<<<<

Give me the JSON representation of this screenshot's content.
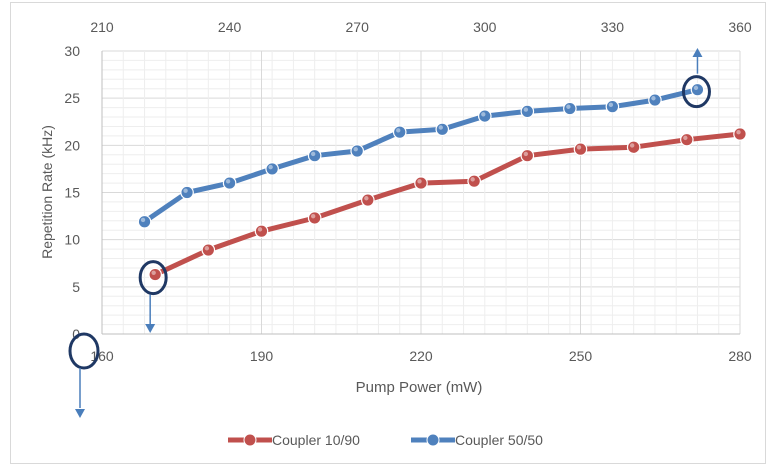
{
  "chart_data": {
    "type": "line",
    "xlabel": "Pump Power (mW)",
    "ylabel": "Repetition Rate (kHz)",
    "bottom_axis": {
      "range": [
        160,
        280
      ],
      "ticks": [
        160,
        190,
        220,
        250,
        280
      ]
    },
    "top_axis": {
      "range": [
        210,
        360
      ],
      "ticks": [
        210,
        240,
        270,
        300,
        330,
        360
      ]
    },
    "y_axis": {
      "range": [
        0,
        30
      ],
      "ticks": [
        0,
        5,
        10,
        15,
        20,
        25,
        30
      ]
    },
    "grid": true,
    "legend_position": "bottom",
    "series": [
      {
        "name": "Coupler 10/90",
        "axis": "bottom",
        "color": "#c0504d",
        "x": [
          170,
          180,
          190,
          200,
          210,
          220,
          230,
          240,
          250,
          260,
          270,
          280
        ],
        "y": [
          6.3,
          8.9,
          10.9,
          12.3,
          14.2,
          16.0,
          16.2,
          18.9,
          19.6,
          19.8,
          20.6,
          21.2
        ]
      },
      {
        "name": "Coupler 50/50",
        "axis": "top",
        "color": "#4f81bd",
        "x": [
          220,
          230,
          240,
          250,
          260,
          270,
          280,
          290,
          300,
          310,
          320,
          330,
          340,
          350
        ],
        "y": [
          11.9,
          15.0,
          16.0,
          17.5,
          18.9,
          19.4,
          21.4,
          21.7,
          23.1,
          23.6,
          23.9,
          24.1,
          24.8,
          25.9
        ]
      }
    ],
    "annotations": [
      {
        "shape": "ellipse",
        "encircles": "Coupler 10/90 first point",
        "arrow": "down to bottom axis"
      },
      {
        "shape": "ellipse",
        "encircles": "Coupler 50/50 last point",
        "arrow": "up to top axis"
      },
      {
        "shape": "ellipse",
        "encircles": "bottom axis start",
        "arrow": "down"
      }
    ],
    "annotation_color": "#1f3864",
    "arrow_color": "#4a7ebb"
  }
}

>>>>

Output each line exactly; omit every picture.

▶ **Solution to the problem**:
Give me the JSON representation of this screenshot's content.
{
  "chart_data": {
    "type": "line",
    "xlabel": "Pump Power (mW)",
    "ylabel": "Repetition Rate (kHz)",
    "bottom_axis": {
      "range": [
        160,
        280
      ],
      "ticks": [
        160,
        190,
        220,
        250,
        280
      ]
    },
    "top_axis": {
      "range": [
        210,
        360
      ],
      "ticks": [
        210,
        240,
        270,
        300,
        330,
        360
      ]
    },
    "y_axis": {
      "range": [
        0,
        30
      ],
      "ticks": [
        0,
        5,
        10,
        15,
        20,
        25,
        30
      ]
    },
    "grid": true,
    "legend_position": "bottom",
    "series": [
      {
        "name": "Coupler 10/90",
        "axis": "bottom",
        "color": "#c0504d",
        "x": [
          170,
          180,
          190,
          200,
          210,
          220,
          230,
          240,
          250,
          260,
          270,
          280
        ],
        "y": [
          6.3,
          8.9,
          10.9,
          12.3,
          14.2,
          16.0,
          16.2,
          18.9,
          19.6,
          19.8,
          20.6,
          21.2
        ]
      },
      {
        "name": "Coupler 50/50",
        "axis": "top",
        "color": "#4f81bd",
        "x": [
          220,
          230,
          240,
          250,
          260,
          270,
          280,
          290,
          300,
          310,
          320,
          330,
          340,
          350
        ],
        "y": [
          11.9,
          15.0,
          16.0,
          17.5,
          18.9,
          19.4,
          21.4,
          21.7,
          23.1,
          23.6,
          23.9,
          24.1,
          24.8,
          25.9
        ]
      }
    ],
    "annotations": [
      {
        "shape": "ellipse",
        "encircles": "Coupler 10/90 first point",
        "arrow": "down to bottom axis"
      },
      {
        "shape": "ellipse",
        "encircles": "Coupler 50/50 last point",
        "arrow": "up to top axis"
      },
      {
        "shape": "ellipse",
        "encircles": "bottom axis start",
        "arrow": "down"
      }
    ],
    "annotation_color": "#1f3864",
    "arrow_color": "#4a7ebb"
  }
}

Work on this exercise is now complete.